### [EXERCISE]
Reply with one number only: the count of lines below that contain the word "уравнений".

[Saved entries]
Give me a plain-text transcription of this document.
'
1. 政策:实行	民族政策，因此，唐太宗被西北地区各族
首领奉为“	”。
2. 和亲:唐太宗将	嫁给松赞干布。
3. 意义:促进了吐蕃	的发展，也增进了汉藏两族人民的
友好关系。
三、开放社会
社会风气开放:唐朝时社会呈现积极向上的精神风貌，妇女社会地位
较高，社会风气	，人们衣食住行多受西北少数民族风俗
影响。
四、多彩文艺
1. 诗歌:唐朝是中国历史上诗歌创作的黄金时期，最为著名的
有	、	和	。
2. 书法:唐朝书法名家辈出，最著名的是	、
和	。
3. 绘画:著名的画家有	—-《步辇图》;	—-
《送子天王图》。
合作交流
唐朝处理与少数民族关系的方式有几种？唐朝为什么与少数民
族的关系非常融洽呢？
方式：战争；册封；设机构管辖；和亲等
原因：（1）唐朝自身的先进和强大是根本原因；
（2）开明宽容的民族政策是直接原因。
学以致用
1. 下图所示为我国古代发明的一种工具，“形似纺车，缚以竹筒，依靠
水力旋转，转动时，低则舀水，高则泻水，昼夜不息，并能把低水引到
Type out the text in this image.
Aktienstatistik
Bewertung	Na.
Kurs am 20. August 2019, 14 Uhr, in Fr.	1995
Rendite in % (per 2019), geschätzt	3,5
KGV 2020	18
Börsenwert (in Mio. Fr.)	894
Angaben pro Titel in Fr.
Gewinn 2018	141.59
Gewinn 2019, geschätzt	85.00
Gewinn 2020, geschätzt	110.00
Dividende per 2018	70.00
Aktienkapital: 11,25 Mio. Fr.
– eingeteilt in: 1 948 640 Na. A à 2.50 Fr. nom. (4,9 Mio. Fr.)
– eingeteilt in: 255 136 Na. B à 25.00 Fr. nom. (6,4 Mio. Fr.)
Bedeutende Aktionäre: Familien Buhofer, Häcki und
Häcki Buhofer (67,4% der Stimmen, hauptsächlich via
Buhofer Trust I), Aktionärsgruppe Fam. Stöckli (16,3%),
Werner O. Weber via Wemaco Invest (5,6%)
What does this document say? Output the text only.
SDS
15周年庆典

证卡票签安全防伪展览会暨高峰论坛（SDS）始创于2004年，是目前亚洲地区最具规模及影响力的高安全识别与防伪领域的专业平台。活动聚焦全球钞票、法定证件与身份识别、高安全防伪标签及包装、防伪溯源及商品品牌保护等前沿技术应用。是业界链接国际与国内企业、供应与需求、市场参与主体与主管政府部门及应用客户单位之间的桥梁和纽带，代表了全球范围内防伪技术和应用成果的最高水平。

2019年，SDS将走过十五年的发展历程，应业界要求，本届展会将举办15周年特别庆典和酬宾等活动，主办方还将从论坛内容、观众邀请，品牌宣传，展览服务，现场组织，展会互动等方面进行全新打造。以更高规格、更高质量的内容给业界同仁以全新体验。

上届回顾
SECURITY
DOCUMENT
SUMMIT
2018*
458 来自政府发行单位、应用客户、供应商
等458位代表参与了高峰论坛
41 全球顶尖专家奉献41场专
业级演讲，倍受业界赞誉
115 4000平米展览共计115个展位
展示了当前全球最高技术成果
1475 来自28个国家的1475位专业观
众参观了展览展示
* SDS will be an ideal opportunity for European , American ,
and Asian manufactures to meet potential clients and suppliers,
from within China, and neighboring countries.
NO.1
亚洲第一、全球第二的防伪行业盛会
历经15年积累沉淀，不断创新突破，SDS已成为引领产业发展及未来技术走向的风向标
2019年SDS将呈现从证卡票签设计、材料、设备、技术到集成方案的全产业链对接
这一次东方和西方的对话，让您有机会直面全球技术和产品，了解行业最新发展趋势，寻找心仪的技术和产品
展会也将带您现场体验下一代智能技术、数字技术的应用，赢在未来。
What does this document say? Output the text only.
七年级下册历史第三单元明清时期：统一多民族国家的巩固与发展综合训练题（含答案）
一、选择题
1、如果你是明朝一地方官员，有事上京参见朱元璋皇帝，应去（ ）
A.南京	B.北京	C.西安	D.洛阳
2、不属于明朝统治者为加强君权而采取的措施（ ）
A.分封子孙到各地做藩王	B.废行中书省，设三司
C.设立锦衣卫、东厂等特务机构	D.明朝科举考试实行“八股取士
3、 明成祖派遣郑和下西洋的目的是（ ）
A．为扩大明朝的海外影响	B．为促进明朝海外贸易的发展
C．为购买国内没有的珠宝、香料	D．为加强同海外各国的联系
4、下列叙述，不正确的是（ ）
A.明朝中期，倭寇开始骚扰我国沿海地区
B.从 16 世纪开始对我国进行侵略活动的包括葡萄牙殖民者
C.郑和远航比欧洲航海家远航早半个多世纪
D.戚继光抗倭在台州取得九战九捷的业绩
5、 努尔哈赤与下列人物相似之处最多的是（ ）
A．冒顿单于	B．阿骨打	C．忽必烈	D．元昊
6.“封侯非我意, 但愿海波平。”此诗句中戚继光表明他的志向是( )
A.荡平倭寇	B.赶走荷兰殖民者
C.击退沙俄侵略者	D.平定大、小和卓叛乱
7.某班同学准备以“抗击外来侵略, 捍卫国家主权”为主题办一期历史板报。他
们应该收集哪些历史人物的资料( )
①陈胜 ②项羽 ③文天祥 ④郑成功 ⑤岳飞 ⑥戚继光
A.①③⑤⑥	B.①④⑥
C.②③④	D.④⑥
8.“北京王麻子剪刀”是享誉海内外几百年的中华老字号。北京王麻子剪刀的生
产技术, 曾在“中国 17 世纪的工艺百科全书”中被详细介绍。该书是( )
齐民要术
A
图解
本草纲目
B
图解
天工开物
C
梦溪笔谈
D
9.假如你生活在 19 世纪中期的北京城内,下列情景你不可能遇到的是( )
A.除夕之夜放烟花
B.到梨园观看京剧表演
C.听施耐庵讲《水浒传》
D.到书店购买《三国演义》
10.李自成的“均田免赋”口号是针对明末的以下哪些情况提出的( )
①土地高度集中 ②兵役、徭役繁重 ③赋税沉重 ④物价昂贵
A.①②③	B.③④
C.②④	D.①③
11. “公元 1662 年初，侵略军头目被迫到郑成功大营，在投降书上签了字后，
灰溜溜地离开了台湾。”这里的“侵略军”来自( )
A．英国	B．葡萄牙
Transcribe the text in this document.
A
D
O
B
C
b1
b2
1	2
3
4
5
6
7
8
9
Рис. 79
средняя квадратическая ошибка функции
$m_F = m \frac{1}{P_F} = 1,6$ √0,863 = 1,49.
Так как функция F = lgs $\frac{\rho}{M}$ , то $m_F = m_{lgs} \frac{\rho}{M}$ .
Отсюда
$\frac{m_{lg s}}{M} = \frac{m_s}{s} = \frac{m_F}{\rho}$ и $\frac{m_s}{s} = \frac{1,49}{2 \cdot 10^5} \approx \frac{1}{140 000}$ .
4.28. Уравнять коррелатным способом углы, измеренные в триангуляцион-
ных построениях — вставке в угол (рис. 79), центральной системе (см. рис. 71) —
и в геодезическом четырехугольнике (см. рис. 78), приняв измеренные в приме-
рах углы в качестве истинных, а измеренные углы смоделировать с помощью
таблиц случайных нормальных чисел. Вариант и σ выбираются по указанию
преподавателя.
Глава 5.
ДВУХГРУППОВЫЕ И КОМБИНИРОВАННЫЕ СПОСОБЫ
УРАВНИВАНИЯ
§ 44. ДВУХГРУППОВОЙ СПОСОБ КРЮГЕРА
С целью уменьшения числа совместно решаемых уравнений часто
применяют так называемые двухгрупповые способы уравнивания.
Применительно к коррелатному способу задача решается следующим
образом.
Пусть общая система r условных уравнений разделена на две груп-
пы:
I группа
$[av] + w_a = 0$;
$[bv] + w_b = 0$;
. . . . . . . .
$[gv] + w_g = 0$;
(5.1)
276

### [EXERCISE RESULT]
2